-- EXERCISE TASK --
Every line of the material below must be repeated exactly.

--- begin RECORDED DATA ---

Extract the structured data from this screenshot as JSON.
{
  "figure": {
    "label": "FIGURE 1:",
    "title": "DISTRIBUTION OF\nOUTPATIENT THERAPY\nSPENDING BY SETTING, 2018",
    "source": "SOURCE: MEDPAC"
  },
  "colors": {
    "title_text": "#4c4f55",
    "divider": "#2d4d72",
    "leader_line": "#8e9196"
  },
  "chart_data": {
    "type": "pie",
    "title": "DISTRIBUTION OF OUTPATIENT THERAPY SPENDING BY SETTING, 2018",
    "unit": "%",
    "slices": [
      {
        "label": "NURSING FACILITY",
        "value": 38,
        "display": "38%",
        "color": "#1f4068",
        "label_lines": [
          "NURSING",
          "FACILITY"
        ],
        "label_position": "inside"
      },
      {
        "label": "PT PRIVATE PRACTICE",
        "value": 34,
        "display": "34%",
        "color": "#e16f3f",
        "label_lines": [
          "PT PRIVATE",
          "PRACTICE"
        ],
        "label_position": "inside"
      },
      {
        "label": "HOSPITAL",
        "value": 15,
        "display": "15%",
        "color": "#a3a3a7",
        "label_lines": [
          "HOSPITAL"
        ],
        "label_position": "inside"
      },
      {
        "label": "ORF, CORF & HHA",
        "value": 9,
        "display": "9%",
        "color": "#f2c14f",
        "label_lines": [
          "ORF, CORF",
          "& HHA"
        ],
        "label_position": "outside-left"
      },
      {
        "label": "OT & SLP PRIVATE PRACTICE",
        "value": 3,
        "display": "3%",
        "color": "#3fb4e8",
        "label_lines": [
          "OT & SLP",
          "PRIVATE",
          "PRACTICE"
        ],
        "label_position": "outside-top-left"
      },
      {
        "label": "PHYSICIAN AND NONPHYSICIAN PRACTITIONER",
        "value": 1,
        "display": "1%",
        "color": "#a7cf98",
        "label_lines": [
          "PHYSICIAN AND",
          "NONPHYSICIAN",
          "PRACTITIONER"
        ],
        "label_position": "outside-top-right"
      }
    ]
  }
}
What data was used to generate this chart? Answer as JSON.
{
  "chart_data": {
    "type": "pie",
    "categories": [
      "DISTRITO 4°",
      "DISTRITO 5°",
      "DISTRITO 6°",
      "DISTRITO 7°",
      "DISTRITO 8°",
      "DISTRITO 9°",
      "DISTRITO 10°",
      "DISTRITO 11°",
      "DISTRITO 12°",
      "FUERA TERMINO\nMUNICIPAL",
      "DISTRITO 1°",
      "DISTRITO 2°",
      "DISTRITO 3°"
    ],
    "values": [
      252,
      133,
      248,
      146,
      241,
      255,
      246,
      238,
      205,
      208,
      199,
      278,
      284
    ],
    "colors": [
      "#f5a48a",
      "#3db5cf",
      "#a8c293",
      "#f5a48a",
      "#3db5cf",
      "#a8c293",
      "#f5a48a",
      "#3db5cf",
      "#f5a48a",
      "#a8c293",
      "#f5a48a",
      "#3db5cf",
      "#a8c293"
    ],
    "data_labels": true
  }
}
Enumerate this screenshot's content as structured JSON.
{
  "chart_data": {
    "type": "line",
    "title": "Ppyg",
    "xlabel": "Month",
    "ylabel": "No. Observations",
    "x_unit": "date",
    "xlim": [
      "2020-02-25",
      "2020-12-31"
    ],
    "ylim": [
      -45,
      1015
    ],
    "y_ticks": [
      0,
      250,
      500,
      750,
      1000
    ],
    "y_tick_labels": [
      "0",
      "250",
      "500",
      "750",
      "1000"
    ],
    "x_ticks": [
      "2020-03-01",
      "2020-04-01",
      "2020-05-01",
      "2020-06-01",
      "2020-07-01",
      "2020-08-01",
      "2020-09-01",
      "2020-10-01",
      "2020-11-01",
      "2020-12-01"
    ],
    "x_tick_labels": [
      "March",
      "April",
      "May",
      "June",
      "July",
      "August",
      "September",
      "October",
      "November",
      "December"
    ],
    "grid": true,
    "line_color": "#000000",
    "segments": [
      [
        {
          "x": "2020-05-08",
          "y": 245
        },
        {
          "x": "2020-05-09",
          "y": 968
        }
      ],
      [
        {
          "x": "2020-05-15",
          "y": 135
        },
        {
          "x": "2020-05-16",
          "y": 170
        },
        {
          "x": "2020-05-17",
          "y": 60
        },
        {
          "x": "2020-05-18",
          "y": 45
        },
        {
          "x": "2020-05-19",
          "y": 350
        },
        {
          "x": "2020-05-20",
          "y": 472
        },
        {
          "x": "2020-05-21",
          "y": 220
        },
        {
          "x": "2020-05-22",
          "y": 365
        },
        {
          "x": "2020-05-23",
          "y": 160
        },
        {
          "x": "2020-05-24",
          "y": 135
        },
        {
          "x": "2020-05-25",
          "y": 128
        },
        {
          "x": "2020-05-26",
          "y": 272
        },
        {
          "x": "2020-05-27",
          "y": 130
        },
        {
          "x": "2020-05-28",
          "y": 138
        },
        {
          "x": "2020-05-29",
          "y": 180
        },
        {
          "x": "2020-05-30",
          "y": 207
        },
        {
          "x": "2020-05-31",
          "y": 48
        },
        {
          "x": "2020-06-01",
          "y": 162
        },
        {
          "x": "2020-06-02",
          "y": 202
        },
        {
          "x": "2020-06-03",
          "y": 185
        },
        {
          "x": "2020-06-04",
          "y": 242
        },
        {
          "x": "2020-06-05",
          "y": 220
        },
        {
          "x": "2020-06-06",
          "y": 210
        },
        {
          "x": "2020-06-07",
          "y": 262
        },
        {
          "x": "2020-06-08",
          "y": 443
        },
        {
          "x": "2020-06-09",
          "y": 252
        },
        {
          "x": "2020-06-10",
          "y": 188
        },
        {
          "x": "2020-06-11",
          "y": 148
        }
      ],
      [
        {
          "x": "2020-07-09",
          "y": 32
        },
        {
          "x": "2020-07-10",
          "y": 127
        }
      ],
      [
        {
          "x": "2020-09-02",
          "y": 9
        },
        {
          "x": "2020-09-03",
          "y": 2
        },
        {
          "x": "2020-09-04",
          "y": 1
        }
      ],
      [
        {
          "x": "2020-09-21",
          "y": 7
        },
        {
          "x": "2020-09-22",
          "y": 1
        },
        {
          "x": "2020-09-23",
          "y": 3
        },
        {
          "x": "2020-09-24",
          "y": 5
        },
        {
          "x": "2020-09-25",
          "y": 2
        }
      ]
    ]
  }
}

--- end RECORDED DATA ---

-- ANSWER FOR THE TASK --
Extract the structured data from this screenshot as JSON.
{
  "figure": {
    "label": "FIGURE 1:",
    "title": "DISTRIBUTION OF\nOUTPATIENT THERAPY\nSPENDING BY SETTING, 2018",
    "source": "SOURCE: MEDPAC"
  },
  "colors": {
    "title_text": "#4c4f55",
    "divider": "#2d4d72",
    "leader_line": "#8e9196"
  },
  "chart_data": {
    "type": "pie",
    "title": "DISTRIBUTION OF OUTPATIENT THERAPY SPENDING BY SETTING, 2018",
    "unit": "%",
    "slices": [
      {
        "label": "NURSING FACILITY",
        "value": 38,
        "display": "38%",
        "color": "#1f4068",
        "label_lines": [
          "NURSING",
          "FACILITY"
        ],
        "label_position": "inside"
      },
      {
        "label": "PT PRIVATE PRACTICE",
        "value": 34,
        "display": "34%",
        "color": "#e16f3f",
        "label_lines": [
          "PT PRIVATE",
          "PRACTICE"
        ],
        "label_position": "inside"
      },
      {
        "label": "HOSPITAL",
        "value": 15,
        "display": "15%",
        "color": "#a3a3a7",
        "label_lines": [
          "HOSPITAL"
        ],
        "label_position": "inside"
      },
      {
        "label": "ORF, CORF & HHA",
        "value": 9,
        "display": "9%",
        "color": "#f2c14f",
        "label_lines": [
          "ORF, CORF",
          "& HHA"
        ],
        "label_position": "outside-left"
      },
      {
        "label": "OT & SLP PRIVATE PRACTICE",
        "value": 3,
        "display": "3%",
        "color": "#3fb4e8",
        "label_lines": [
          "OT & SLP",
          "PRIVATE",
          "PRACTICE"
        ],
        "label_position": "outside-top-left"
      },
      {
        "label": "PHYSICIAN AND NONPHYSICIAN PRACTITIONER",
        "value": 1,
        "display": "1%",
        "color": "#a7cf98",
        "label_lines": [
          "PHYSICIAN AND",
          "NONPHYSICIAN",
          "PRACTITIONER"
        ],
        "label_position": "outside-top-right"
      }
    ]
  }
}
What data was used to generate this chart? Answer as JSON.
{
  "chart_data": {
    "type": "pie",
    "categories": [
      "DISTRITO 4°",
      "DISTRITO 5°",
      "DISTRITO 6°",
      "DISTRITO 7°",
      "DISTRITO 8°",
      "DISTRITO 9°",
      "DISTRITO 10°",
      "DISTRITO 11°",
      "DISTRITO 12°",
      "FUERA TERMINO\nMUNICIPAL",
      "DISTRITO 1°",
      "DISTRITO 2°",
      "DISTRITO 3°"
    ],
    "values": [
      252,
      133,
      248,
      146,
      241,
      255,
      246,
      238,
      205,
      208,
      199,
      278,
      284
    ],
    "colors": [
      "#f5a48a",
      "#3db5cf",
      "#a8c293",
      "#f5a48a",
      "#3db5cf",
      "#a8c293",
      "#f5a48a",
      "#3db5cf",
      "#f5a48a",
      "#a8c293",
      "#f5a48a",
      "#3db5cf",
      "#a8c293"
    ],
    "data_labels": true
  }
}
Enumerate this screenshot's content as structured JSON.
{
  "chart_data": {
    "type": "line",
    "title": "Ppyg",
    "xlabel": "Month",
    "ylabel": "No. Observations",
    "x_unit": "date",
    "xlim": [
      "2020-02-25",
      "2020-12-31"
    ],
    "ylim": [
      -45,
      1015
    ],
    "y_ticks": [
      0,
      250,
      500,
      750,
      1000
    ],
    "y_tick_labels": [
      "0",
      "250",
      "500",
      "750",
      "1000"
    ],
    "x_ticks": [
      "2020-03-01",
      "2020-04-01",
      "2020-05-01",
      "2020-06-01",
      "2020-07-01",
      "2020-08-01",
      "2020-09-01",
      "2020-10-01",
      "2020-11-01",
      "2020-12-01"
    ],
    "x_tick_labels": [
      "March",
      "April",
      "May",
      "June",
      "July",
      "August",
      "September",
      "October",
      "November",
      "December"
    ],
    "grid": true,
    "line_color": "#000000",
    "segments": [
      [
        {
          "x": "2020-05-08",
          "y": 245
        },
        {
          "x": "2020-05-09",
          "y": 968
        }
      ],
      [
        {
          "x": "2020-05-15",
          "y": 135
        },
        {
          "x": "2020-05-16",
          "y": 170
        },
        {
          "x": "2020-05-17",
          "y": 60
        },
        {
          "x": "2020-05-18",
          "y": 45
        },
        {
          "x": "2020-05-19",
          "y": 350
        },
        {
          "x": "2020-05-20",
          "y": 472
        },
        {
          "x": "2020-05-21",
          "y": 220
        },
        {
          "x": "2020-05-22",
          "y": 365
        },
        {
          "x": "2020-05-23",
          "y": 160
        },
        {
          "x": "2020-05-24",
          "y": 135
        },
        {
          "x": "2020-05-25",
          "y": 128
        },
        {
          "x": "2020-05-26",
          "y": 272
        },
        {
          "x": "2020-05-27",
          "y": 130
        },
        {
          "x": "2020-05-28",
          "y": 138
        },
        {
          "x": "2020-05-29",
          "y": 180
        },
        {
          "x": "2020-05-30",
          "y": 207
        },
        {
          "x": "2020-05-31",
          "y": 48
        },
        {
          "x": "2020-06-01",
          "y": 162
        },
        {
          "x": "2020-06-02",
          "y": 202
        },
        {
          "x": "2020-06-03",
          "y": 185
        },
        {
          "x": "2020-06-04",
          "y": 242
        },
        {
          "x": "2020-06-05",
          "y": 220
        },
        {
          "x": "2020-06-06",
          "y": 210
        },
        {
          "x": "2020-06-07",
          "y": 262
        },
        {
          "x": "2020-06-08",
          "y": 443
        },
        {
          "x": "2020-06-09",
          "y": 252
        },
        {
          "x": "2020-06-10",
          "y": 188
        },
        {
          "x": "2020-06-11",
          "y": 148
        }
      ],
      [
        {
          "x": "2020-07-09",
          "y": 32
        },
        {
          "x": "2020-07-10",
          "y": 127
        }
      ],
      [
        {
          "x": "2020-09-02",
          "y": 9
        },
        {
          "x": "2020-09-03",
          "y": 2
        },
        {
          "x": "2020-09-04",
          "y": 1
        }
      ],
      [
        {
          "x": "2020-09-21",
          "y": 7
        },
        {
          "x": "2020-09-22",
          "y": 1
        },
        {
          "x": "2020-09-23",
          "y": 3
        },
        {
          "x": "2020-09-24",
          "y": 5
        },
        {
          "x": "2020-09-25",
          "y": 2
        }
      ]
    ]
  }
}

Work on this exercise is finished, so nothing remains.